◆ Instructions to follow ◆
Search the listing below for the word "while" and copy each line that holds it.

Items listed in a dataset

- - -

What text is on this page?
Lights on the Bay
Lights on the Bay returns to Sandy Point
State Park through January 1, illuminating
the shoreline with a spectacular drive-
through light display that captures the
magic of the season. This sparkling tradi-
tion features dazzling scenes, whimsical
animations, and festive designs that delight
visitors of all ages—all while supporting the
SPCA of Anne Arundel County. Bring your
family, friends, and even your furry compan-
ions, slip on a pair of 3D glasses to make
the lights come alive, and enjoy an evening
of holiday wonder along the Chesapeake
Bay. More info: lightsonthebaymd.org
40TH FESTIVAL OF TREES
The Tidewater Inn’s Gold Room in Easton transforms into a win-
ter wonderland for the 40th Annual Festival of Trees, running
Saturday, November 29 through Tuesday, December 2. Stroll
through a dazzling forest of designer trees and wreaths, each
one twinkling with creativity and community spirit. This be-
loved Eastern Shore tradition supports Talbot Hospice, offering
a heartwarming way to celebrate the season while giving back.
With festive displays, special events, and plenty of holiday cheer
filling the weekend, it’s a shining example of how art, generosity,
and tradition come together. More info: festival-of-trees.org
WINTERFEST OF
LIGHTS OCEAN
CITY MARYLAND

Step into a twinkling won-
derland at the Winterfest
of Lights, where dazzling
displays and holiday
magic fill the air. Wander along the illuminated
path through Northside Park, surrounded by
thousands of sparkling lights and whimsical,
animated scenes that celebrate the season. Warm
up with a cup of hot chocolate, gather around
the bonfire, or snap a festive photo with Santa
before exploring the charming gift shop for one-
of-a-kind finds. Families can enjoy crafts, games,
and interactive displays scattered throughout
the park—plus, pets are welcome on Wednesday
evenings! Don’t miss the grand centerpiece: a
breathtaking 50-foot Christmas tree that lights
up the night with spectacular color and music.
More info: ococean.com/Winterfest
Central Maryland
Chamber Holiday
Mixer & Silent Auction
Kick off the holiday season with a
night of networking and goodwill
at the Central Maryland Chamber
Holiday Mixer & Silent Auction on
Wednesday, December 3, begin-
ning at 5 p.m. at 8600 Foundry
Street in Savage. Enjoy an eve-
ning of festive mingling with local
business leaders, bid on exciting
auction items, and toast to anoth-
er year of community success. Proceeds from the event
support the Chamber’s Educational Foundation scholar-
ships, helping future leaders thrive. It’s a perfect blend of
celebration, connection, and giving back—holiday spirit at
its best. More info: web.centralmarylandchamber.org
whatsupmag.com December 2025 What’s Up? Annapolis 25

- - -

◆ Solution for this task ◆
visitors of all ages—all while supporting the
a heartwarming way to celebrate the season while giving back.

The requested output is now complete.